- **Entries shown**
►

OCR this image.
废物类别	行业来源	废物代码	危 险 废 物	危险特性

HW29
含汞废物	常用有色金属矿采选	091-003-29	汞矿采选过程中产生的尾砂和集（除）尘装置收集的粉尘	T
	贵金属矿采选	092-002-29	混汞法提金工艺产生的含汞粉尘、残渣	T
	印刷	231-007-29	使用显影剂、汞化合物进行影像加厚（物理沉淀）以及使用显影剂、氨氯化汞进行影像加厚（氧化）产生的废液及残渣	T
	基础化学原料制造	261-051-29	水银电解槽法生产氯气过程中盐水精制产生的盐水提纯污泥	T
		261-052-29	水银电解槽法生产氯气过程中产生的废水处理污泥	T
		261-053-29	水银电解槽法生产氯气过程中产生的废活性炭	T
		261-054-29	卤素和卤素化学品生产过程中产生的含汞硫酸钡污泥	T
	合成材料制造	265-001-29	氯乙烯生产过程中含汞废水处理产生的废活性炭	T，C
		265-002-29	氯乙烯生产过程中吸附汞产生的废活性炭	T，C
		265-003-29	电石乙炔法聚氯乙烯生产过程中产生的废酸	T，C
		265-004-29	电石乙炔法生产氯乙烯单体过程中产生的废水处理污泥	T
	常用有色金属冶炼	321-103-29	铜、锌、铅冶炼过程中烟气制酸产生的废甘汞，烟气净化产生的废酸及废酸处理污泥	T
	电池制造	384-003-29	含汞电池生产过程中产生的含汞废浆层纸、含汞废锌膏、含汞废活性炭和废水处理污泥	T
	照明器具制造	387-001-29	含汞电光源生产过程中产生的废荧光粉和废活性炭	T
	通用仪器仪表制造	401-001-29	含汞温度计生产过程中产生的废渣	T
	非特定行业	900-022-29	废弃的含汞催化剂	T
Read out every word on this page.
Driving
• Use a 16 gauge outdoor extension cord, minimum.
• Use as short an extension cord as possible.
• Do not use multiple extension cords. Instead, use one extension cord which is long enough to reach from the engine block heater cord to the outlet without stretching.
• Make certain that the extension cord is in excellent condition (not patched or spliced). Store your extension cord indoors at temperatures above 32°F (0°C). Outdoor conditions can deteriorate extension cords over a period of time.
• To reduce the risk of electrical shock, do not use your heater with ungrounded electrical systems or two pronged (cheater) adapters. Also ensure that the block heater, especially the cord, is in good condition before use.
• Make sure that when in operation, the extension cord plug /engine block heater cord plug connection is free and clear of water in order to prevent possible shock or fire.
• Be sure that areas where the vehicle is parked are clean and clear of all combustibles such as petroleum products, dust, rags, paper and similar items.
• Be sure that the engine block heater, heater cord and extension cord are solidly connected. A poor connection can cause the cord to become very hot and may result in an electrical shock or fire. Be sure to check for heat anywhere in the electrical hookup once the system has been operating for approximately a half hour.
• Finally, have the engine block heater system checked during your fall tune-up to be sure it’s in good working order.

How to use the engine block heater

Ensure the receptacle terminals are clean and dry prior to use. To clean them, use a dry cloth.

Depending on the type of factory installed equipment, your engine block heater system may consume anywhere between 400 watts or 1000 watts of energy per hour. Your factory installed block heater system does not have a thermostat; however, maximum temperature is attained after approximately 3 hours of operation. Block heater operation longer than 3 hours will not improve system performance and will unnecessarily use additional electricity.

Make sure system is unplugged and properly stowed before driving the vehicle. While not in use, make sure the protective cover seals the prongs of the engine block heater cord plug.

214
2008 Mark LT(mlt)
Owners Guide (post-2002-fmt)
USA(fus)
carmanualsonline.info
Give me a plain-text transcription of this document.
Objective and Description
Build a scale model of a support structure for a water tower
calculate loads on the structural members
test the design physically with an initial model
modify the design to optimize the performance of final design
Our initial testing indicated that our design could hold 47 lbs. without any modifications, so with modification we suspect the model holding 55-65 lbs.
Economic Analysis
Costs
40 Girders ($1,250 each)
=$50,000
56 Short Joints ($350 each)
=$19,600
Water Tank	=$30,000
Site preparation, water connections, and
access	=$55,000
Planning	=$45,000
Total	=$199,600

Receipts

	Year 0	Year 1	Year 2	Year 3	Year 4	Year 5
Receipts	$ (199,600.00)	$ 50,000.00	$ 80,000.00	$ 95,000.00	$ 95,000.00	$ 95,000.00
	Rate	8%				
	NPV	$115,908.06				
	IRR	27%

◄

- **Work to do**
Every entry should be output exactly as written, please.

- **Solution for this problem**
OCR this image.
废物类别	行业来源	废物代码	危 险 废 物	危险特性

HW29
含汞废物	常用有色金属矿采选	091-003-29	汞矿采选过程中产生的尾砂和集（除）尘装置收集的粉尘	T
	贵金属矿采选	092-002-29	混汞法提金工艺产生的含汞粉尘、残渣	T
	印刷	231-007-29	使用显影剂、汞化合物进行影像加厚（物理沉淀）以及使用显影剂、氨氯化汞进行影像加厚（氧化）产生的废液及残渣	T
	基础化学原料制造	261-051-29	水银电解槽法生产氯气过程中盐水精制产生的盐水提纯污泥	T
		261-052-29	水银电解槽法生产氯气过程中产生的废水处理污泥	T
		261-053-29	水银电解槽法生产氯气过程中产生的废活性炭	T
		261-054-29	卤素和卤素化学品生产过程中产生的含汞硫酸钡污泥	T
	合成材料制造	265-001-29	氯乙烯生产过程中含汞废水处理产生的废活性炭	T，C
		265-002-29	氯乙烯生产过程中吸附汞产生的废活性炭	T，C
		265-003-29	电石乙炔法聚氯乙烯生产过程中产生的废酸	T，C
		265-004-29	电石乙炔法生产氯乙烯单体过程中产生的废水处理污泥	T
	常用有色金属冶炼	321-103-29	铜、锌、铅冶炼过程中烟气制酸产生的废甘汞，烟气净化产生的废酸及废酸处理污泥	T
	电池制造	384-003-29	含汞电池生产过程中产生的含汞废浆层纸、含汞废锌膏、含汞废活性炭和废水处理污泥	T
	照明器具制造	387-001-29	含汞电光源生产过程中产生的废荧光粉和废活性炭	T
	通用仪器仪表制造	401-001-29	含汞温度计生产过程中产生的废渣	T
	非特定行业	900-022-29	废弃的含汞催化剂	T
Read out every word on this page.
Driving
• Use a 16 gauge outdoor extension cord, minimum.
• Use as short an extension cord as possible.
• Do not use multiple extension cords. Instead, use one extension cord which is long enough to reach from the engine block heater cord to the outlet without stretching.
• Make certain that the extension cord is in excellent condition (not patched or spliced). Store your extension cord indoors at temperatures above 32°F (0°C). Outdoor conditions can deteriorate extension cords over a period of time.
• To reduce the risk of electrical shock, do not use your heater with ungrounded electrical systems or two pronged (cheater) adapters. Also ensure that the block heater, especially the cord, is in good condition before use.
• Make sure that when in operation, the extension cord plug /engine block heater cord plug connection is free and clear of water in order to prevent possible shock or fire.
• Be sure that areas where the vehicle is parked are clean and clear of all combustibles such as petroleum products, dust, rags, paper and similar items.
• Be sure that the engine block heater, heater cord and extension cord are solidly connected. A poor connection can cause the cord to become very hot and may result in an electrical shock or fire. Be sure to check for heat anywhere in the electrical hookup once the system has been operating for approximately a half hour.
• Finally, have the engine block heater system checked during your fall tune-up to be sure it’s in good working order.

How to use the engine block heater

Ensure the receptacle terminals are clean and dry prior to use. To clean them, use a dry cloth.

Depending on the type of factory installed equipment, your engine block heater system may consume anywhere between 400 watts or 1000 watts of energy per hour. Your factory installed block heater system does not have a thermostat; however, maximum temperature is attained after approximately 3 hours of operation. Block heater operation longer than 3 hours will not improve system performance and will unnecessarily use additional electricity.

Make sure system is unplugged and properly stowed before driving the vehicle. While not in use, make sure the protective cover seals the prongs of the engine block heater cord plug.

214
2008 Mark LT(mlt)
Owners Guide (post-2002-fmt)
USA(fus)
carmanualsonline.info
Give me a plain-text transcription of this document.
Objective and Description
Build a scale model of a support structure for a water tower
calculate loads on the structural members
test the design physically with an initial model
modify the design to optimize the performance of final design
Our initial testing indicated that our design could hold 47 lbs. without any modifications, so with modification we suspect the model holding 55-65 lbs.
Economic Analysis
Costs
40 Girders ($1,250 each)
=$50,000
56 Short Joints ($350 each)
=$19,600
Water Tank	=$30,000
Site preparation, water connections, and
access	=$55,000
Planning	=$45,000
Total	=$199,600

Receipts

	Year 0	Year 1	Year 2	Year 3	Year 4	Year 5
Receipts	$ (199,600.00)	$ 50,000.00	$ 80,000.00	$ 95,000.00	$ 95,000.00	$ 95,000.00
	Rate	8%				
	NPV	$115,908.06				
	IRR	27%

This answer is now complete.